[Figure record extracts]

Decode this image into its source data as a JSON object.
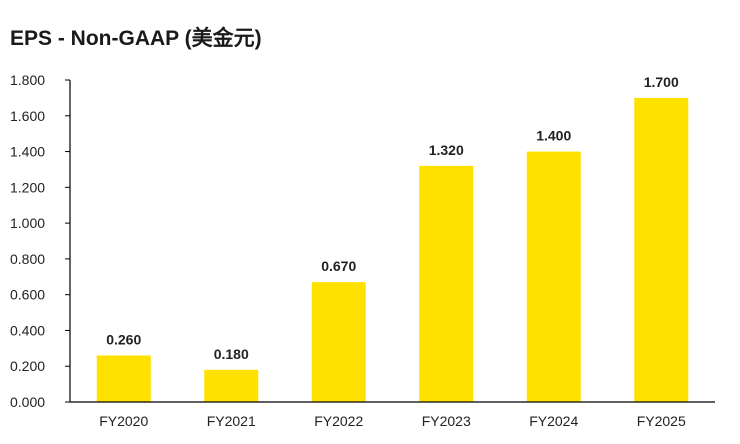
{
  "chart_data": {
    "type": "bar",
    "title": "EPS - Non-GAAP (美金元)",
    "xlabel": "",
    "ylabel": "",
    "categories": [
      "FY2020",
      "FY2021",
      "FY2022",
      "FY2023",
      "FY2024",
      "FY2025"
    ],
    "values": [
      0.26,
      0.18,
      0.67,
      1.32,
      1.4,
      1.7
    ],
    "value_labels": [
      "0.260",
      "0.180",
      "0.670",
      "1.320",
      "1.400",
      "1.700"
    ],
    "ylim": [
      0,
      1.8
    ],
    "yticks": [
      "0.000",
      "0.200",
      "0.400",
      "0.600",
      "0.800",
      "1.000",
      "1.200",
      "1.400",
      "1.600",
      "1.800"
    ],
    "grid": false,
    "legend": "none",
    "colors": {
      "bar": "#FFE100",
      "axis": "#000000"
    }
  }
}
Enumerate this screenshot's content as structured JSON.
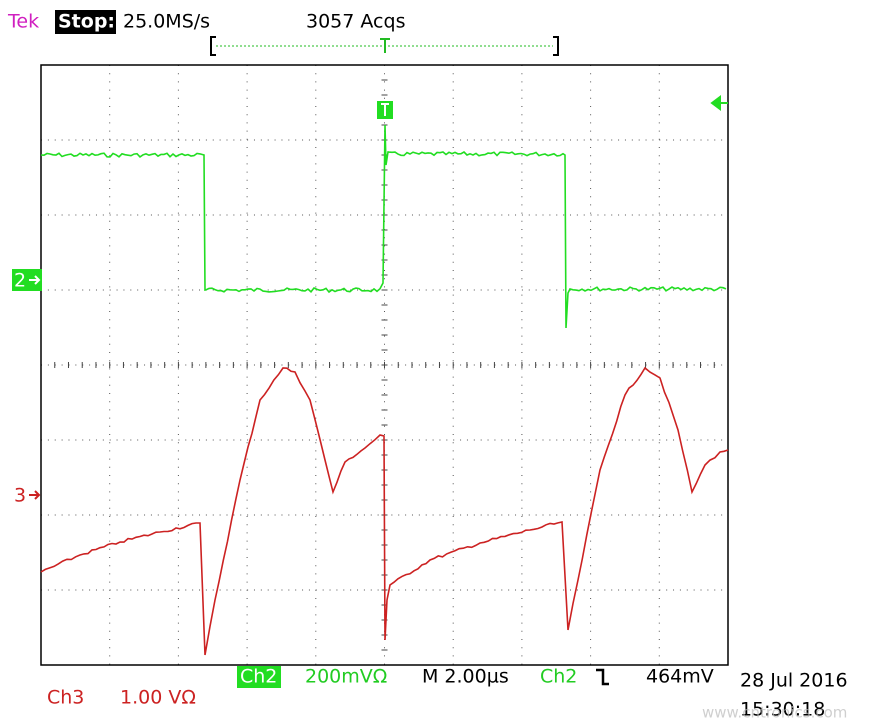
{
  "header": {
    "brand": "Tek",
    "status": "Stop:",
    "sample_rate": "25.0MS/s",
    "acquisitions": "3057 Acqs"
  },
  "channels": [
    {
      "marker": "2",
      "label": "Ch2",
      "scale": "200mVΩ"
    },
    {
      "marker": "3",
      "label": "Ch3",
      "scale": "1.00 VΩ"
    }
  ],
  "timebase": "M 2.00µs",
  "trigger": {
    "source": "Ch2",
    "level": "464mV"
  },
  "date": "28 Jul 2016",
  "time": "15:30:18",
  "watermark": "www.cntronics.com"
}
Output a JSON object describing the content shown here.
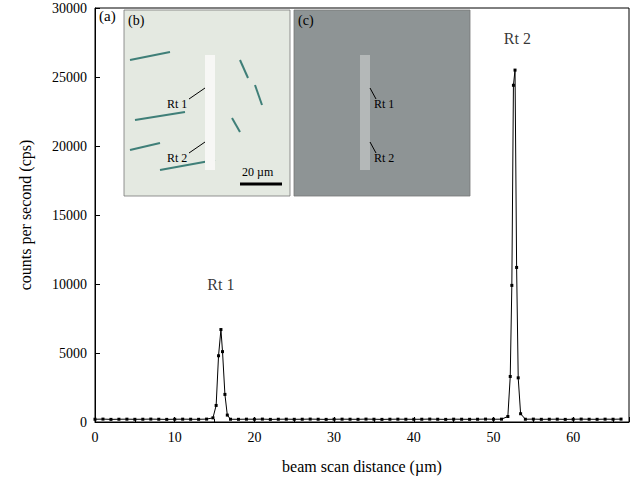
{
  "chart_data": {
    "type": "line",
    "panel_label": "(a)",
    "x_label": "beam scan distance (µm)",
    "y_label": "counts per second (cps)",
    "x": [
      0,
      1,
      2,
      3,
      4,
      5,
      6,
      7,
      8,
      9,
      10,
      11,
      12,
      13,
      14,
      14.8,
      15.2,
      15.5,
      15.8,
      16.0,
      16.3,
      16.6,
      17,
      18,
      19,
      20,
      21,
      22,
      23,
      24,
      25,
      26,
      27,
      28,
      29,
      30,
      31,
      32,
      33,
      34,
      35,
      36,
      37,
      38,
      39,
      40,
      41,
      42,
      43,
      44,
      45,
      46,
      47,
      48,
      49,
      50,
      51,
      51.8,
      52.1,
      52.3,
      52.5,
      52.7,
      52.9,
      53.1,
      53.4,
      54,
      55,
      56,
      57,
      58,
      59,
      60,
      61,
      62,
      63,
      64,
      65,
      66
    ],
    "values": [
      200,
      210,
      190,
      200,
      205,
      195,
      200,
      210,
      200,
      190,
      200,
      205,
      200,
      195,
      210,
      300,
      1200,
      4800,
      6700,
      5100,
      2000,
      500,
      200,
      195,
      205,
      200,
      210,
      190,
      200,
      205,
      195,
      200,
      210,
      200,
      190,
      200,
      205,
      200,
      195,
      210,
      200,
      190,
      200,
      205,
      200,
      195,
      200,
      210,
      200,
      190,
      205,
      200,
      195,
      200,
      210,
      200,
      205,
      400,
      3300,
      9900,
      24400,
      25500,
      11200,
      3200,
      600,
      200,
      210,
      195,
      200,
      205,
      190,
      200,
      210,
      200,
      195,
      205,
      200,
      210
    ],
    "color": "#000000",
    "marker": "square",
    "line_style": "solid",
    "grid": false,
    "xlim": [
      0,
      67
    ],
    "xticks": [
      0,
      10,
      20,
      30,
      40,
      50,
      60
    ],
    "ylim": [
      0,
      30000
    ],
    "yticks": [
      0,
      5000,
      10000,
      15000,
      20000,
      25000,
      30000
    ],
    "annotations": [
      {
        "text": "Rt 1",
        "x": 15.8,
        "y": 10000
      },
      {
        "text": "Rt 2",
        "x": 53,
        "y": 27800
      }
    ],
    "insets": [
      {
        "label": "(b)",
        "annotations": [
          "Rt 1",
          "Rt 2"
        ],
        "scale_bar": "20 µm"
      },
      {
        "label": "(c)",
        "annotations": [
          "Rt 1",
          "Rt 2"
        ]
      }
    ]
  }
}
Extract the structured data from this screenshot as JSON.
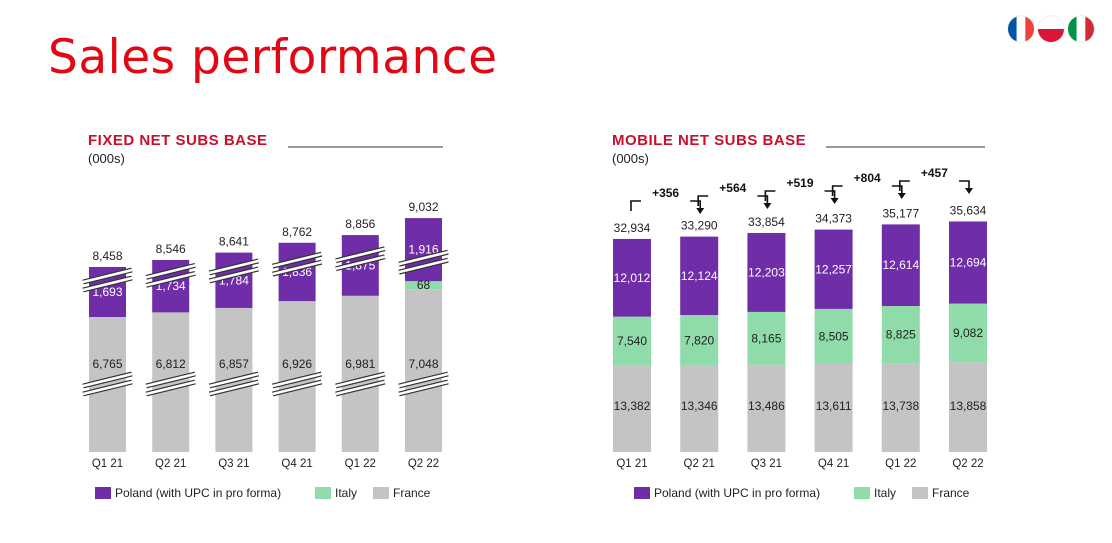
{
  "title": "Sales performance",
  "flags": [
    "france-flag-icon",
    "poland-flag-icon",
    "italy-flag-icon"
  ],
  "colors": {
    "poland": "#6f2da8",
    "italy": "#8fdba9",
    "france": "#c4c4c4",
    "brand": "#e30613"
  },
  "chart_data": [
    {
      "type": "bar",
      "stacked": true,
      "axis_break": true,
      "title": "FIXED NET SUBS BASE",
      "unit": "(000s)",
      "categories": [
        "Q1 21",
        "Q2 21",
        "Q3 21",
        "Q4 21",
        "Q1 22",
        "Q2 22"
      ],
      "series": [
        {
          "name": "France",
          "values": [
            6765,
            6812,
            6857,
            6926,
            6981,
            7048
          ]
        },
        {
          "name": "Italy",
          "values": [
            null,
            null,
            null,
            null,
            null,
            68
          ]
        },
        {
          "name": "Poland (with UPC in pro forma)",
          "values": [
            1693,
            1734,
            1784,
            1836,
            1875,
            1916
          ]
        }
      ],
      "totals": [
        8458,
        8546,
        8641,
        8762,
        8856,
        9032
      ],
      "segment_labels": {
        "France": [
          "6,765",
          "6,812",
          "6,857",
          "6,926",
          "6,981",
          "7,048"
        ],
        "Italy": [
          "",
          "",
          "",
          "",
          "",
          "68"
        ],
        "Poland (with UPC in pro forma)": [
          "1,693",
          "1,734",
          "1,784",
          "1,836",
          "1,875",
          "1,916"
        ]
      },
      "total_labels": [
        "8,458",
        "8,546",
        "8,641",
        "8,762",
        "8,856",
        "9,032"
      ],
      "legend": [
        "Poland (with UPC in pro forma)",
        "Italy",
        "France"
      ],
      "legend_position": "bottom"
    },
    {
      "type": "bar",
      "stacked": true,
      "axis_break": false,
      "title": "MOBILE NET SUBS BASE",
      "unit": "(000s)",
      "categories": [
        "Q1 21",
        "Q2 21",
        "Q3 21",
        "Q4 21",
        "Q1 22",
        "Q2 22"
      ],
      "series": [
        {
          "name": "France",
          "values": [
            13382,
            13346,
            13486,
            13611,
            13738,
            13858
          ]
        },
        {
          "name": "Italy",
          "values": [
            7540,
            7820,
            8165,
            8505,
            8825,
            9082
          ]
        },
        {
          "name": "Poland (with UPC in pro forma)",
          "values": [
            12012,
            12124,
            12203,
            12257,
            12614,
            12694
          ]
        }
      ],
      "totals": [
        32934,
        33290,
        33854,
        34373,
        35177,
        35634
      ],
      "segment_labels": {
        "France": [
          "13,382",
          "13,346",
          "13,486",
          "13,611",
          "13,738",
          "13,858"
        ],
        "Italy": [
          "7,540",
          "7,820",
          "8,165",
          "8,505",
          "8,825",
          "9,082"
        ],
        "Poland (with UPC in pro forma)": [
          "12,012",
          "12,124",
          "12,203",
          "12,257",
          "12,614",
          "12,694"
        ]
      },
      "total_labels": [
        "32,934",
        "33,290",
        "33,854",
        "34,373",
        "35,177",
        "35,634"
      ],
      "deltas": [
        "+356",
        "+564",
        "+519",
        "+804",
        "+457"
      ],
      "legend": [
        "Poland (with UPC in pro forma)",
        "Italy",
        "France"
      ],
      "legend_position": "bottom"
    }
  ]
}
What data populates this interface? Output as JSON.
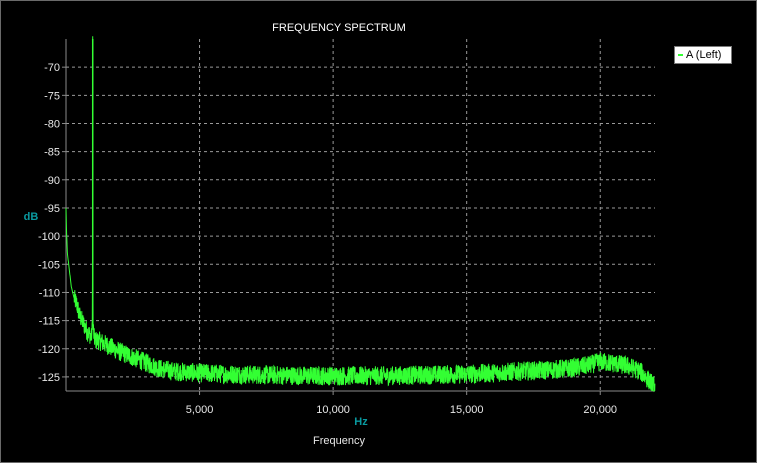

### [Work to complete]
Nothing but the pictures may be dropped; output the records above exactly.

### [Correct result]
Decode this image into its source data as a JSON object.
{
  "chart_data": {
    "type": "bar",
    "title": "EPS - Non-GAAP (美金元)",
    "xlabel": "",
    "ylabel": "",
    "categories": [
      "FY2020",
      "FY2021",
      "FY2022",
      "FY2023",
      "FY2024",
      "FY2025"
    ],
    "values": [
      0.26,
      0.18,
      0.67,
      1.32,
      1.4,
      1.7
    ],
    "value_labels": [
      "0.260",
      "0.180",
      "0.670",
      "1.320",
      "1.400",
      "1.700"
    ],
    "ylim": [
      0,
      1.8
    ],
    "yticks": [
      "0.000",
      "0.200",
      "0.400",
      "0.600",
      "0.800",
      "1.000",
      "1.200",
      "1.400",
      "1.600",
      "1.800"
    ],
    "grid": false,
    "legend": "none",
    "colors": {
      "bar": "#FFE100",
      "axis": "#000000"
    }
  }
}
Enumerate this screenshot's content as structured JSON.
{
  "header": {
    "brand": "Tek",
    "status": "Stop:",
    "sample_rate": "25.0MS/s",
    "acquisitions": "3057 Acqs"
  },
  "channels": [
    {
      "marker": "2",
      "label": "Ch2",
      "scale": "200mVΩ"
    },
    {
      "marker": "3",
      "label": "Ch3",
      "scale": "1.00 VΩ"
    }
  ],
  "timebase": "M 2.00µs",
  "trigger": {
    "source": "Ch2",
    "level": "464mV"
  },
  "date": "28 Jul 2016",
  "time": "15:30:18",
  "watermark": "www.cntronics.com"
}
Output a JSON object describing the content shown here.
{
  "chart_data": {
    "type": "line",
    "panel_label": "(a)",
    "x_label": "beam scan distance (µm)",
    "y_label": "counts per second (cps)",
    "x": [
      0,
      1,
      2,
      3,
      4,
      5,
      6,
      7,
      8,
      9,
      10,
      11,
      12,
      13,
      14,
      14.8,
      15.2,
      15.5,
      15.8,
      16.0,
      16.3,
      16.6,
      17,
      18,
      19,
      20,
      21,
      22,
      23,
      24,
      25,
      26,
      27,
      28,
      29,
      30,
      31,
      32,
      33,
      34,
      35,
      36,
      37,
      38,
      39,
      40,
      41,
      42,
      43,
      44,
      45,
      46,
      47,
      48,
      49,
      50,
      51,
      51.8,
      52.1,
      52.3,
      52.5,
      52.7,
      52.9,
      53.1,
      53.4,
      54,
      55,
      56,
      57,
      58,
      59,
      60,
      61,
      62,
      63,
      64,
      65,
      66
    ],
    "values": [
      200,
      210,
      190,
      200,
      205,
      195,
      200,
      210,
      200,
      190,
      200,
      205,
      200,
      195,
      210,
      300,
      1200,
      4800,
      6700,
      5100,
      2000,
      500,
      200,
      195,
      205,
      200,
      210,
      190,
      200,
      205,
      195,
      200,
      210,
      200,
      190,
      200,
      205,
      200,
      195,
      210,
      200,
      190,
      200,
      205,
      200,
      195,
      200,
      210,
      200,
      190,
      205,
      200,
      195,
      200,
      210,
      200,
      205,
      400,
      3300,
      9900,
      24400,
      25500,
      11200,
      3200,
      600,
      200,
      210,
      195,
      200,
      205,
      190,
      200,
      210,
      200,
      195,
      205,
      200,
      210
    ],
    "color": "#000000",
    "marker": "square",
    "line_style": "solid",
    "grid": false,
    "xlim": [
      0,
      67
    ],
    "xticks": [
      0,
      10,
      20,
      30,
      40,
      50,
      60
    ],
    "ylim": [
      0,
      30000
    ],
    "yticks": [
      0,
      5000,
      10000,
      15000,
      20000,
      25000,
      30000
    ],
    "annotations": [
      {
        "text": "Rt 1",
        "x": 15.8,
        "y": 10000
      },
      {
        "text": "Rt 2",
        "x": 53,
        "y": 27800
      }
    ],
    "insets": [
      {
        "label": "(b)",
        "annotations": [
          "Rt 1",
          "Rt 2"
        ],
        "scale_bar": "20 µm"
      },
      {
        "label": "(c)",
        "annotations": [
          "Rt 1",
          "Rt 2"
        ]
      }
    ]
  }
}
Extract the structured data from this screenshot as JSON.
{
  "title": "Sales performance",
  "flags": [
    "france-flag-icon",
    "poland-flag-icon",
    "italy-flag-icon"
  ],
  "colors": {
    "poland": "#6f2da8",
    "italy": "#8fdba9",
    "france": "#c4c4c4",
    "brand": "#e30613"
  },
  "chart_data": [
    {
      "type": "bar",
      "stacked": true,
      "axis_break": true,
      "title": "FIXED NET SUBS BASE",
      "unit": "(000s)",
      "categories": [
        "Q1 21",
        "Q2 21",
        "Q3 21",
        "Q4 21",
        "Q1 22",
        "Q2 22"
      ],
      "series": [
        {
          "name": "France",
          "values": [
            6765,
            6812,
            6857,
            6926,
            6981,
            7048
          ]
        },
        {
          "name": "Italy",
          "values": [
            null,
            null,
            null,
            null,
            null,
            68
          ]
        },
        {
          "name": "Poland (with UPC in pro forma)",
          "values": [
            1693,
            1734,
            1784,
            1836,
            1875,
            1916
          ]
        }
      ],
      "totals": [
        8458,
        8546,
        8641,
        8762,
        8856,
        9032
      ],
      "segment_labels": {
        "France": [
          "6,765",
          "6,812",
          "6,857",
          "6,926",
          "6,981",
          "7,048"
        ],
        "Italy": [
          "",
          "",
          "",
          "",
          "",
          "68"
        ],
        "Poland (with UPC in pro forma)": [
          "1,693",
          "1,734",
          "1,784",
          "1,836",
          "1,875",
          "1,916"
        ]
      },
      "total_labels": [
        "8,458",
        "8,546",
        "8,641",
        "8,762",
        "8,856",
        "9,032"
      ],
      "legend": [
        "Poland (with UPC in pro forma)",
        "Italy",
        "France"
      ],
      "legend_position": "bottom"
    },
    {
      "type": "bar",
      "stacked": true,
      "axis_break": false,
      "title": "MOBILE NET SUBS BASE",
      "unit": "(000s)",
      "categories": [
        "Q1 21",
        "Q2 21",
        "Q3 21",
        "Q4 21",
        "Q1 22",
        "Q2 22"
      ],
      "series": [
        {
          "name": "France",
          "values": [
            13382,
            13346,
            13486,
            13611,
            13738,
            13858
          ]
        },
        {
          "name": "Italy",
          "values": [
            7540,
            7820,
            8165,
            8505,
            8825,
            9082
          ]
        },
        {
          "name": "Poland (with UPC in pro forma)",
          "values": [
            12012,
            12124,
            12203,
            12257,
            12614,
            12694
          ]
        }
      ],
      "totals": [
        32934,
        33290,
        33854,
        34373,
        35177,
        35634
      ],
      "segment_labels": {
        "France": [
          "13,382",
          "13,346",
          "13,486",
          "13,611",
          "13,738",
          "13,858"
        ],
        "Italy": [
          "7,540",
          "7,820",
          "8,165",
          "8,505",
          "8,825",
          "9,082"
        ],
        "Poland (with UPC in pro forma)": [
          "12,012",
          "12,124",
          "12,203",
          "12,257",
          "12,614",
          "12,694"
        ]
      },
      "total_labels": [
        "32,934",
        "33,290",
        "33,854",
        "34,373",
        "35,177",
        "35,634"
      ],
      "deltas": [
        "+356",
        "+564",
        "+519",
        "+804",
        "+457"
      ],
      "legend": [
        "Poland (with UPC in pro forma)",
        "Italy",
        "France"
      ],
      "legend_position": "bottom"
    }
  ]
}
What data populates this interface? Output as JSON.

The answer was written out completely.